[start]

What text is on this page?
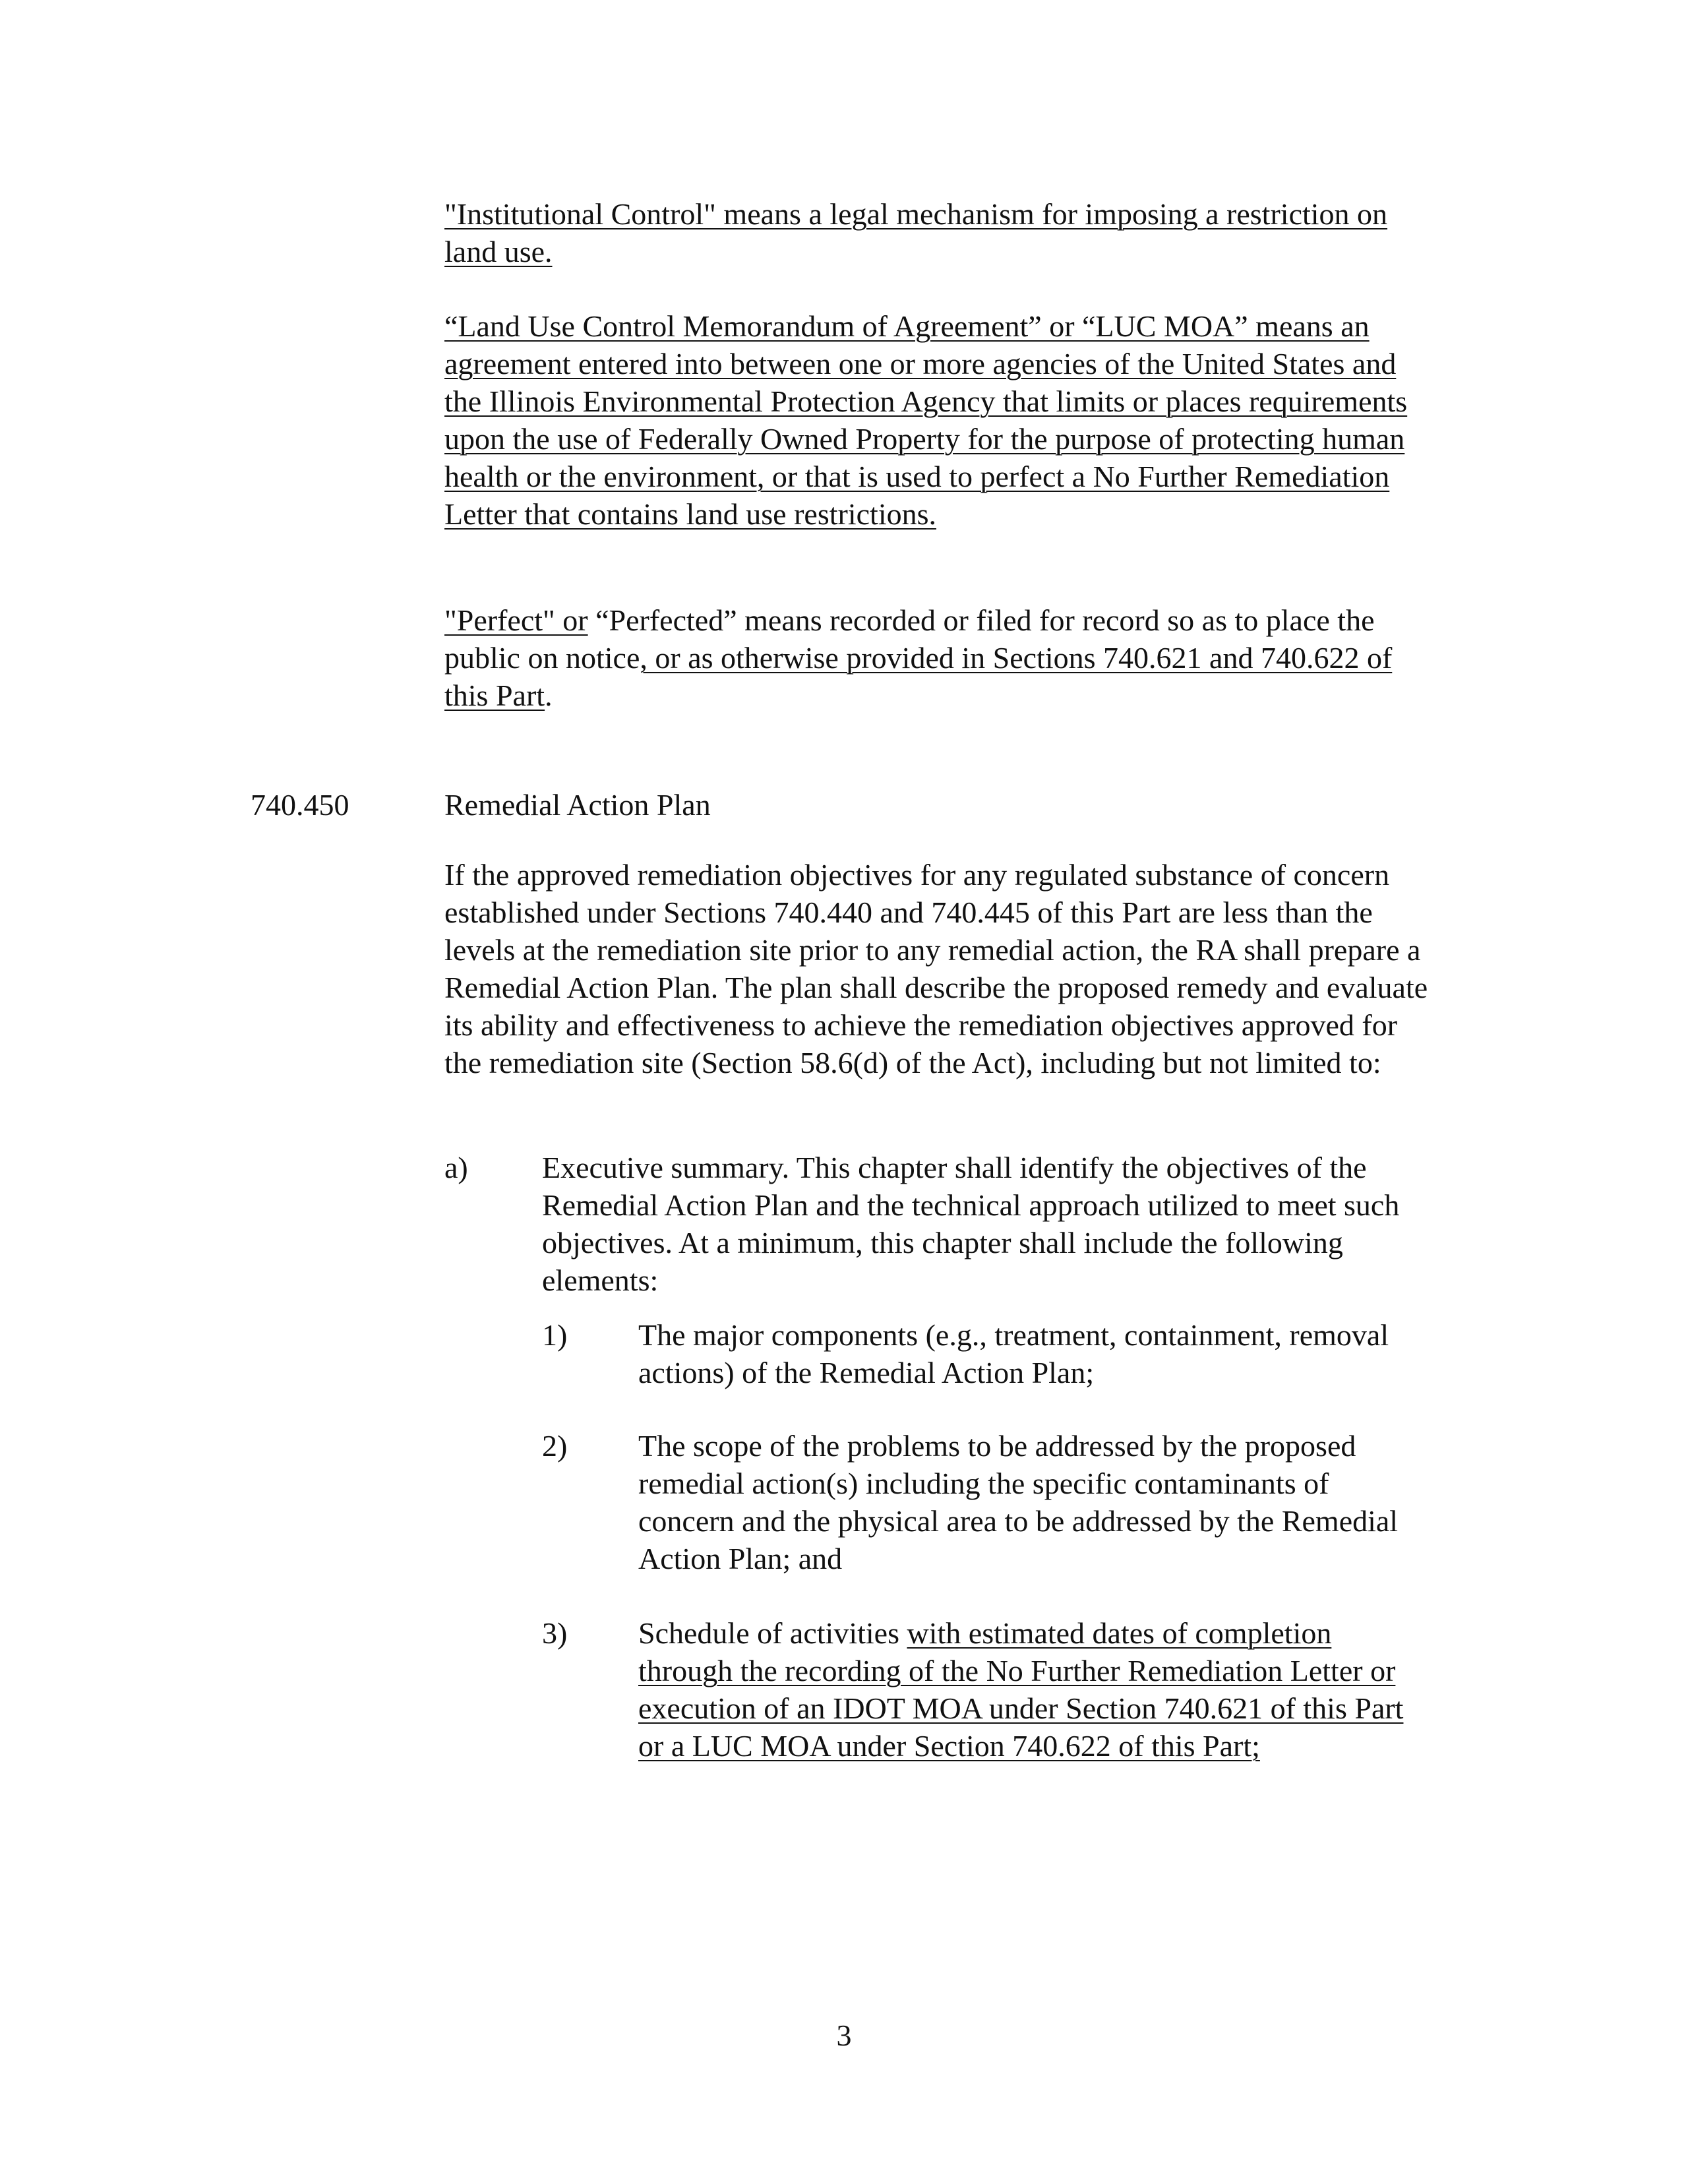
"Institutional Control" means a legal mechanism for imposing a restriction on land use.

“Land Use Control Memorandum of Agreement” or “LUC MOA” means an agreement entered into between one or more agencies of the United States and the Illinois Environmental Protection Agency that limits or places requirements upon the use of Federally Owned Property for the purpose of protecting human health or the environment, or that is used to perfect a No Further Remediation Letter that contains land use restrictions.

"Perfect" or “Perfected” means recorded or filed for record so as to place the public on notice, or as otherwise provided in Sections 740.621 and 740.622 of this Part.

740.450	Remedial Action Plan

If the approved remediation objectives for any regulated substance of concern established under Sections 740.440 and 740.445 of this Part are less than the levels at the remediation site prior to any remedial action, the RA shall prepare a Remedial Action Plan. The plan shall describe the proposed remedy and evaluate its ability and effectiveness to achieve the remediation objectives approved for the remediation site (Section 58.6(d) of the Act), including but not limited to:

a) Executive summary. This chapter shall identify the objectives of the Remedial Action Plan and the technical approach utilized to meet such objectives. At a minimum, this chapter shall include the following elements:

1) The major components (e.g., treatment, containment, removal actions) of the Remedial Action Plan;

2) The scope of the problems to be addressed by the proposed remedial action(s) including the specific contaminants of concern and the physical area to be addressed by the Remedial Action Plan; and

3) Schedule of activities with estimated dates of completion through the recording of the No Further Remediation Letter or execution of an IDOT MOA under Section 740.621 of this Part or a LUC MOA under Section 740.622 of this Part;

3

[end]
[start]

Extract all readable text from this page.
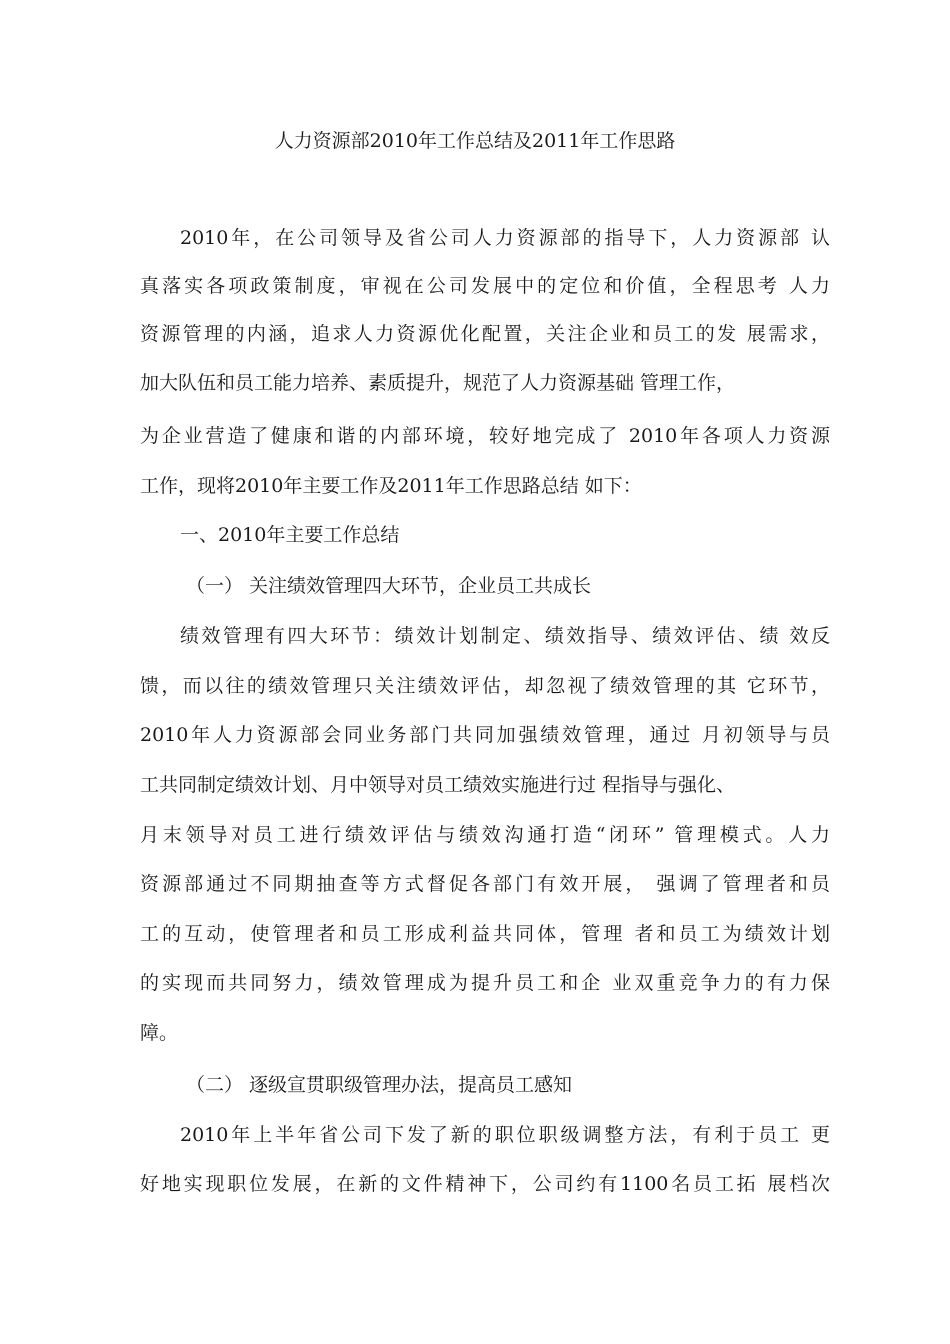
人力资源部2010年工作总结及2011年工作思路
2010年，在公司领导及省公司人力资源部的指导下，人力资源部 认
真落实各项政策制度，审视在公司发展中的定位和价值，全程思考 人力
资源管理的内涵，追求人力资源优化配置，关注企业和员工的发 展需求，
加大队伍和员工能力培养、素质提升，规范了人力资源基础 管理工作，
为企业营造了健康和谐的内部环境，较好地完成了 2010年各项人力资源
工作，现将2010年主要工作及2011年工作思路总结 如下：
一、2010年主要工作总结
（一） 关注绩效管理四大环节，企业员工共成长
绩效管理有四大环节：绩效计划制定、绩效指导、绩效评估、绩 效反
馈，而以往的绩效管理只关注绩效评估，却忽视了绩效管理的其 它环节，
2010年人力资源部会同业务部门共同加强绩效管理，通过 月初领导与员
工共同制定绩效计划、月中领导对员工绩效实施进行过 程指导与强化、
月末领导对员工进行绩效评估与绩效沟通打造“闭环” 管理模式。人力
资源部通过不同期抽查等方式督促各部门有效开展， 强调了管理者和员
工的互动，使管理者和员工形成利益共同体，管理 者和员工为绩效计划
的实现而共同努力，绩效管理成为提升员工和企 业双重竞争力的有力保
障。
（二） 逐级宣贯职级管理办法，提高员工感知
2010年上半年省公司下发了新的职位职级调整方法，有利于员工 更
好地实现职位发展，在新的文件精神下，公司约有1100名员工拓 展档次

[end]

* _What to do_:
Gather each line from the entries above that includes the word "Letter".

* _Response to the task_:
“Land Use Control Memorandum of Agreement” or “LUC MOA” means an agreement entered into between one or more agencies of the United States and the Illinois Environmental Protection Agency that limits or places requirements upon the use of Federally Owned Property for the purpose of protecting human health or the environment, or that is used to perfect a No Further Remediation Letter that contains land use restrictions.
3) Schedule of activities with estimated dates of completion through the recording of the No Further Remediation Letter or execution of an IDOT MOA under Section 740.621 of this Part or a LUC MOA under Section 740.622 of this Part;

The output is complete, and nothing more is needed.